What you need to do - Return every record below exactly as written, omitting any pictures.

Supplied material -

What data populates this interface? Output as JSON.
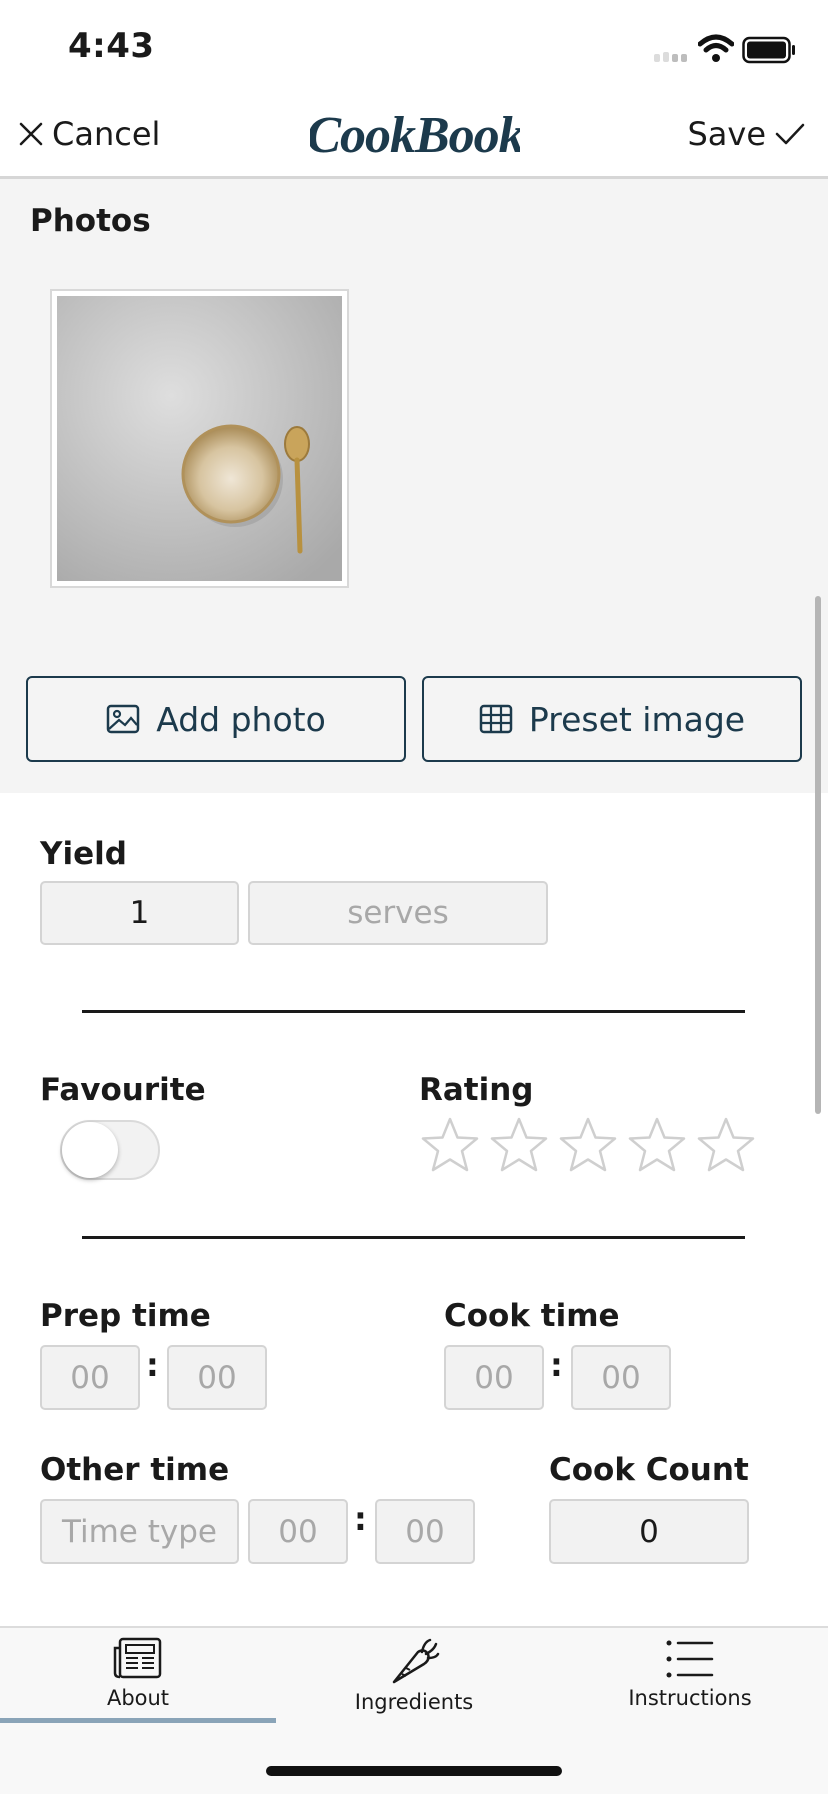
{
  "status_bar": {
    "time": "4:43"
  },
  "nav": {
    "cancel_label": "Cancel",
    "logo_text": "CookBook",
    "save_label": "Save"
  },
  "photos": {
    "title": "Photos",
    "add_photo_label": "Add photo",
    "preset_image_label": "Preset image"
  },
  "yield": {
    "label": "Yield",
    "value": "1",
    "unit_placeholder": "serves"
  },
  "favourite": {
    "label": "Favourite",
    "on": false
  },
  "rating": {
    "label": "Rating",
    "stars": 0,
    "max": 5
  },
  "prep_time": {
    "label": "Prep time",
    "hours_placeholder": "00",
    "minutes_placeholder": "00"
  },
  "cook_time": {
    "label": "Cook time",
    "hours_placeholder": "00",
    "minutes_placeholder": "00"
  },
  "other_time": {
    "label": "Other time",
    "type_placeholder": "Time type",
    "hours_placeholder": "00",
    "minutes_placeholder": "00"
  },
  "cook_count": {
    "label": "Cook Count",
    "value": "0"
  },
  "tabs": [
    {
      "label": "About",
      "icon": "newspaper-icon",
      "active": true
    },
    {
      "label": "Ingredients",
      "icon": "carrot-icon",
      "active": false
    },
    {
      "label": "Instructions",
      "icon": "list-icon",
      "active": false
    }
  ],
  "colors": {
    "accent": "#1c3a4c",
    "tab_indicator": "#8aa4b8"
  }
}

Exercise result -
What data populates this interface? Output as JSON.
{
  "status_bar": {
    "time": "4:43"
  },
  "nav": {
    "cancel_label": "Cancel",
    "logo_text": "CookBook",
    "save_label": "Save"
  },
  "photos": {
    "title": "Photos",
    "add_photo_label": "Add photo",
    "preset_image_label": "Preset image"
  },
  "yield": {
    "label": "Yield",
    "value": "1",
    "unit_placeholder": "serves"
  },
  "favourite": {
    "label": "Favourite",
    "on": false
  },
  "rating": {
    "label": "Rating",
    "stars": 0,
    "max": 5
  },
  "prep_time": {
    "label": "Prep time",
    "hours_placeholder": "00",
    "minutes_placeholder": "00"
  },
  "cook_time": {
    "label": "Cook time",
    "hours_placeholder": "00",
    "minutes_placeholder": "00"
  },
  "other_time": {
    "label": "Other time",
    "type_placeholder": "Time type",
    "hours_placeholder": "00",
    "minutes_placeholder": "00"
  },
  "cook_count": {
    "label": "Cook Count",
    "value": "0"
  },
  "tabs": [
    {
      "label": "About",
      "icon": "newspaper-icon",
      "active": true
    },
    {
      "label": "Ingredients",
      "icon": "carrot-icon",
      "active": false
    },
    {
      "label": "Instructions",
      "icon": "list-icon",
      "active": false
    }
  ],
  "colors": {
    "accent": "#1c3a4c",
    "tab_indicator": "#8aa4b8"
  }
}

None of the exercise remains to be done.